Return every record exactly as written.

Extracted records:
•••

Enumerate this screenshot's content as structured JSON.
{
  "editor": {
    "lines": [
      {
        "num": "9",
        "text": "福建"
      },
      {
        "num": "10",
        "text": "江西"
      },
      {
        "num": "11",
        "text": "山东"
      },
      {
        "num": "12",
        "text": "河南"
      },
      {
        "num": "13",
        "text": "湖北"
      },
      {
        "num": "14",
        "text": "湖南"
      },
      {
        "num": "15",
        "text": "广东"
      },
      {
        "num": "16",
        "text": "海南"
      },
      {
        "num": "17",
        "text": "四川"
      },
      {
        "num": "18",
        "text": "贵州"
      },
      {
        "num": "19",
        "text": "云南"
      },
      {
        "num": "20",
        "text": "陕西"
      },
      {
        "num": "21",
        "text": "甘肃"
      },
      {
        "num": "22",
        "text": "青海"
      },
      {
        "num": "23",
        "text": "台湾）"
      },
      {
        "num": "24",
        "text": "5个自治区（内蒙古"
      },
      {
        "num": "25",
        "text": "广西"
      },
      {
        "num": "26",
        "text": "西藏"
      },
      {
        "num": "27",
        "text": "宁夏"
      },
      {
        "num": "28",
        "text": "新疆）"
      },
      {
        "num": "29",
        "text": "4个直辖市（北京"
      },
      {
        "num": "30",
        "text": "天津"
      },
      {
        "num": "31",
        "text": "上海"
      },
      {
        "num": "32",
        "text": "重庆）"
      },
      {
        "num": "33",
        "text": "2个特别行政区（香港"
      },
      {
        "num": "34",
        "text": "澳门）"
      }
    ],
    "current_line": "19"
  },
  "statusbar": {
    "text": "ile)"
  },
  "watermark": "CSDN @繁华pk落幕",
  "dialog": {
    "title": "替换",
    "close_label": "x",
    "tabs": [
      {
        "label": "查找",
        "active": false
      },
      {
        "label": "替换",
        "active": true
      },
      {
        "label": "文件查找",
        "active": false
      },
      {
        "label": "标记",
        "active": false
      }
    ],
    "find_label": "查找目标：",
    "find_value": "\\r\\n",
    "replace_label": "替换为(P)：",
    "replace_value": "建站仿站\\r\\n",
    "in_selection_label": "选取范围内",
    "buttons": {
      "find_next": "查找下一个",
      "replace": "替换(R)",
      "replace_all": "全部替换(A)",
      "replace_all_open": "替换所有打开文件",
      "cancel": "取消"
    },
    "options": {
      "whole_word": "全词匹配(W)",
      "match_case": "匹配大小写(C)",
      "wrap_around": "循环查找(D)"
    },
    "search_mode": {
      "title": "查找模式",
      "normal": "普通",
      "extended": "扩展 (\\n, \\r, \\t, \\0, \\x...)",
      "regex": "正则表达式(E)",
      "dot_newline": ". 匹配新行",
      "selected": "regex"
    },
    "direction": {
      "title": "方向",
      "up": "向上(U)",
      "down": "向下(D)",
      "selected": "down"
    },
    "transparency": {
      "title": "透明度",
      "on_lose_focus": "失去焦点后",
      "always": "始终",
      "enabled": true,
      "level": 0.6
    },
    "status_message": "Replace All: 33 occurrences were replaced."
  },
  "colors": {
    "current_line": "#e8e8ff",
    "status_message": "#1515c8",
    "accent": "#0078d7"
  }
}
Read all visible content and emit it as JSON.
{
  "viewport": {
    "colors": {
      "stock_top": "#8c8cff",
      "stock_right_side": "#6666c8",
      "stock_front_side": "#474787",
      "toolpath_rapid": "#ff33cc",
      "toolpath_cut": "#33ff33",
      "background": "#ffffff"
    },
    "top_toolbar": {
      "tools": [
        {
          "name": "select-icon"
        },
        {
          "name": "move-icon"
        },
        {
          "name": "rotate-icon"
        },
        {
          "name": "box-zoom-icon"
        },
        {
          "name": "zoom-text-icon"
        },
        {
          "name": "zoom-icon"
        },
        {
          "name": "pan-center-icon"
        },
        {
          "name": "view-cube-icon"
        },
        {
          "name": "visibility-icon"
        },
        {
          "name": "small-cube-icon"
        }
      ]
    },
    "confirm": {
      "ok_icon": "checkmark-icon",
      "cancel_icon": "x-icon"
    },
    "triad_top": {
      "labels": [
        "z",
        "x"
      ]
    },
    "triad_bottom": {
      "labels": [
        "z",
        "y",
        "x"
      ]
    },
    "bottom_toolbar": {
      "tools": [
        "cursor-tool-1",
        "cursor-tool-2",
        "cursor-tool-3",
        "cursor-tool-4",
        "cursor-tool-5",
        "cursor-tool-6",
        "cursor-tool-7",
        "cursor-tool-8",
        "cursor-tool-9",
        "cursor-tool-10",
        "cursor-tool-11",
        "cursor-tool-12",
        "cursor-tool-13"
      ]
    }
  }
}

•••

Final result:
Enumerate this screenshot's content as structured JSON.
{
  "editor": {
    "lines": [
      {
        "num": "9",
        "text": "福建"
      },
      {
        "num": "10",
        "text": "江西"
      },
      {
        "num": "11",
        "text": "山东"
      },
      {
        "num": "12",
        "text": "河南"
      },
      {
        "num": "13",
        "text": "湖北"
      },
      {
        "num": "14",
        "text": "湖南"
      },
      {
        "num": "15",
        "text": "广东"
      },
      {
        "num": "16",
        "text": "海南"
      },
      {
        "num": "17",
        "text": "四川"
      },
      {
        "num": "18",
        "text": "贵州"
      },
      {
        "num": "19",
        "text": "云南"
      },
      {
        "num": "20",
        "text": "陕西"
      },
      {
        "num": "21",
        "text": "甘肃"
      },
      {
        "num": "22",
        "text": "青海"
      },
      {
        "num": "23",
        "text": "台湾）"
      },
      {
        "num": "24",
        "text": "5个自治区（内蒙古"
      },
      {
        "num": "25",
        "text": "广西"
      },
      {
        "num": "26",
        "text": "西藏"
      },
      {
        "num": "27",
        "text": "宁夏"
      },
      {
        "num": "28",
        "text": "新疆）"
      },
      {
        "num": "29",
        "text": "4个直辖市（北京"
      },
      {
        "num": "30",
        "text": "天津"
      },
      {
        "num": "31",
        "text": "上海"
      },
      {
        "num": "32",
        "text": "重庆）"
      },
      {
        "num": "33",
        "text": "2个特别行政区（香港"
      },
      {
        "num": "34",
        "text": "澳门）"
      }
    ],
    "current_line": "19"
  },
  "statusbar": {
    "text": "ile)"
  },
  "watermark": "CSDN @繁华pk落幕",
  "dialog": {
    "title": "替换",
    "close_label": "x",
    "tabs": [
      {
        "label": "查找",
        "active": false
      },
      {
        "label": "替换",
        "active": true
      },
      {
        "label": "文件查找",
        "active": false
      },
      {
        "label": "标记",
        "active": false
      }
    ],
    "find_label": "查找目标：",
    "find_value": "\\r\\n",
    "replace_label": "替换为(P)：",
    "replace_value": "建站仿站\\r\\n",
    "in_selection_label": "选取范围内",
    "buttons": {
      "find_next": "查找下一个",
      "replace": "替换(R)",
      "replace_all": "全部替换(A)",
      "replace_all_open": "替换所有打开文件",
      "cancel": "取消"
    },
    "options": {
      "whole_word": "全词匹配(W)",
      "match_case": "匹配大小写(C)",
      "wrap_around": "循环查找(D)"
    },
    "search_mode": {
      "title": "查找模式",
      "normal": "普通",
      "extended": "扩展 (\\n, \\r, \\t, \\0, \\x...)",
      "regex": "正则表达式(E)",
      "dot_newline": ". 匹配新行",
      "selected": "regex"
    },
    "direction": {
      "title": "方向",
      "up": "向上(U)",
      "down": "向下(D)",
      "selected": "down"
    },
    "transparency": {
      "title": "透明度",
      "on_lose_focus": "失去焦点后",
      "always": "始终",
      "enabled": true,
      "level": 0.6
    },
    "status_message": "Replace All: 33 occurrences were replaced."
  },
  "colors": {
    "current_line": "#e8e8ff",
    "status_message": "#1515c8",
    "accent": "#0078d7"
  }
}
Read all visible content and emit it as JSON.
{
  "viewport": {
    "colors": {
      "stock_top": "#8c8cff",
      "stock_right_side": "#6666c8",
      "stock_front_side": "#474787",
      "toolpath_rapid": "#ff33cc",
      "toolpath_cut": "#33ff33",
      "background": "#ffffff"
    },
    "top_toolbar": {
      "tools": [
        {
          "name": "select-icon"
        },
        {
          "name": "move-icon"
        },
        {
          "name": "rotate-icon"
        },
        {
          "name": "box-zoom-icon"
        },
        {
          "name": "zoom-text-icon"
        },
        {
          "name": "zoom-icon"
        },
        {
          "name": "pan-center-icon"
        },
        {
          "name": "view-cube-icon"
        },
        {
          "name": "visibility-icon"
        },
        {
          "name": "small-cube-icon"
        }
      ]
    },
    "confirm": {
      "ok_icon": "checkmark-icon",
      "cancel_icon": "x-icon"
    },
    "triad_top": {
      "labels": [
        "z",
        "x"
      ]
    },
    "triad_bottom": {
      "labels": [
        "z",
        "y",
        "x"
      ]
    },
    "bottom_toolbar": {
      "tools": [
        "cursor-tool-1",
        "cursor-tool-2",
        "cursor-tool-3",
        "cursor-tool-4",
        "cursor-tool-5",
        "cursor-tool-6",
        "cursor-tool-7",
        "cursor-tool-8",
        "cursor-tool-9",
        "cursor-tool-10",
        "cursor-tool-11",
        "cursor-tool-12",
        "cursor-tool-13"
      ]
    }
  }
}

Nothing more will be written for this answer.